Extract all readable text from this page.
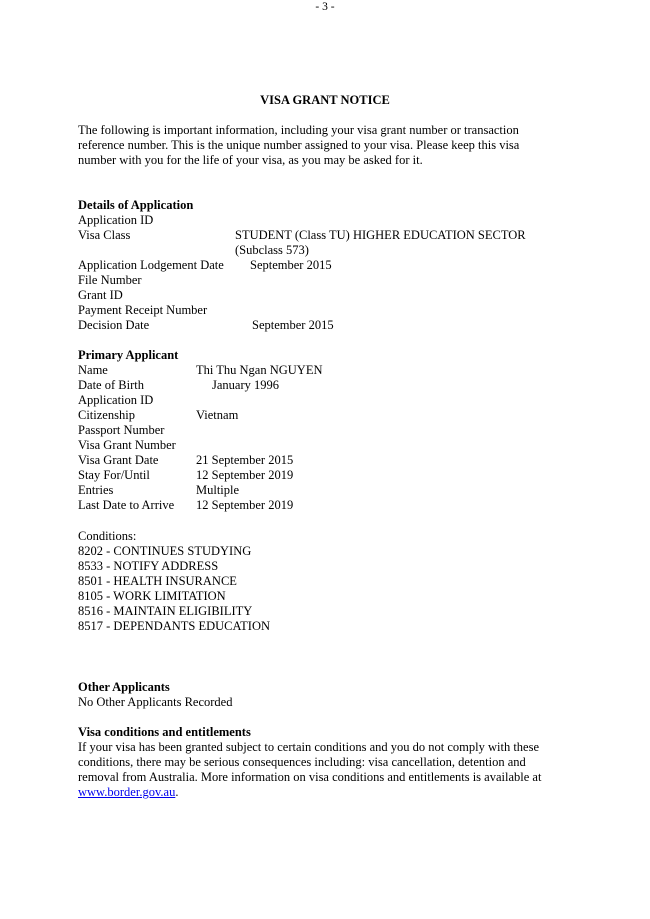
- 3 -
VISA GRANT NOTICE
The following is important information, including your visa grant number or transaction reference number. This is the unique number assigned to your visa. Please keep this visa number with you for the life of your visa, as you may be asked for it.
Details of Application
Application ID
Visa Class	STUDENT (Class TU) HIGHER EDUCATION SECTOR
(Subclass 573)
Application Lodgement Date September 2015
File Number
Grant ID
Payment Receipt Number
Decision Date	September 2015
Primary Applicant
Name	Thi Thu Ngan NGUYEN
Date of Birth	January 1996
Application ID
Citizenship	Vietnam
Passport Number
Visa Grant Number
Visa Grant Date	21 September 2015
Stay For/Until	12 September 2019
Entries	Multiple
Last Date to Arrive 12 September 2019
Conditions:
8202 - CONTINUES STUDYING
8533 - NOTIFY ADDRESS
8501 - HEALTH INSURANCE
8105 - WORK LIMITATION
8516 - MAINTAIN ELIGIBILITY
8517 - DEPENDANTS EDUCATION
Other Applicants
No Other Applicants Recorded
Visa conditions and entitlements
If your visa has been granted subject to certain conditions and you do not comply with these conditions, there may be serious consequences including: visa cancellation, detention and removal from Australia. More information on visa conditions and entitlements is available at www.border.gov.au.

What is needed: Output every entry verbatim. Pictures do not belong in the copy.

Response:
Extract all readable text from this page.
- 3 -
VISA GRANT NOTICE
The following is important information, including your visa grant number or transaction reference number. This is the unique number assigned to your visa. Please keep this visa number with you for the life of your visa, as you may be asked for it.
Details of Application
Application ID
Visa Class	STUDENT (Class TU) HIGHER EDUCATION SECTOR
(Subclass 573)
Application Lodgement Date September 2015
File Number
Grant ID
Payment Receipt Number
Decision Date	September 2015
Primary Applicant
Name	Thi Thu Ngan NGUYEN
Date of Birth	January 1996
Application ID
Citizenship	Vietnam
Passport Number
Visa Grant Number
Visa Grant Date	21 September 2015
Stay For/Until	12 September 2019
Entries	Multiple
Last Date to Arrive 12 September 2019
Conditions:
8202 - CONTINUES STUDYING
8533 - NOTIFY ADDRESS
8501 - HEALTH INSURANCE
8105 - WORK LIMITATION
8516 - MAINTAIN ELIGIBILITY
8517 - DEPENDANTS EDUCATION
Other Applicants
No Other Applicants Recorded
Visa conditions and entitlements
If your visa has been granted subject to certain conditions and you do not comply with these conditions, there may be serious consequences including: visa cancellation, detention and removal from Australia. More information on visa conditions and entitlements is available at www.border.gov.au.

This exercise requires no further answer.